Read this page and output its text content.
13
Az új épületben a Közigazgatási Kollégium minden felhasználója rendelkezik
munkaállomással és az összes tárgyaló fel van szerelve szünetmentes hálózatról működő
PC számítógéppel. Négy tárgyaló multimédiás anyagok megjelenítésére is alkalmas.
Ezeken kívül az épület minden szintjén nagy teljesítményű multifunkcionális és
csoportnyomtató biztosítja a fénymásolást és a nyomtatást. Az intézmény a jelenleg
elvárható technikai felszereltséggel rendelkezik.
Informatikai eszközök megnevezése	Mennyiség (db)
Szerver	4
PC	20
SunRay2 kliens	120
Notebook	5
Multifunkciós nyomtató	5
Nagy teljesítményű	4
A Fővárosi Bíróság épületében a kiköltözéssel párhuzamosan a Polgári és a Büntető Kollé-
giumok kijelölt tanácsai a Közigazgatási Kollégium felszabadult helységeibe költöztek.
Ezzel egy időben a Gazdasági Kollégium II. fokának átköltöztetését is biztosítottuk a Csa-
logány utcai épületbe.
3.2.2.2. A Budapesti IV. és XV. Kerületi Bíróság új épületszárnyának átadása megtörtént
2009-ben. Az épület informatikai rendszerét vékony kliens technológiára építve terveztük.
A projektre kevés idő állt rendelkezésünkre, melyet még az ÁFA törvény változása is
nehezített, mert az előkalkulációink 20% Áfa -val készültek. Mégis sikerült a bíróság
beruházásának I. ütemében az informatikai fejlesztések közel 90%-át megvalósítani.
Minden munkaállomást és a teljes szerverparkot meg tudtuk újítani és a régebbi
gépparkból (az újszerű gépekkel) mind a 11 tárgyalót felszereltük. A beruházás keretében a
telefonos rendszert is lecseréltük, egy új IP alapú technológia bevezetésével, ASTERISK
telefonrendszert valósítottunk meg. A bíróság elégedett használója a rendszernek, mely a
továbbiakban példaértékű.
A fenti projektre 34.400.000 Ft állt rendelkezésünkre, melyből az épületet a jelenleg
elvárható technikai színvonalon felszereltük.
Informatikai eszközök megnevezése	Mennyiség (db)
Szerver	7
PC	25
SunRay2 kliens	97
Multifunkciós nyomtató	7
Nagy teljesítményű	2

### DIRECTIONS FOR THIS TASK
Count the lines in which the string "teljesítményű" appears, then report only that figure.

### RESULT OF THIS EXERCISE
3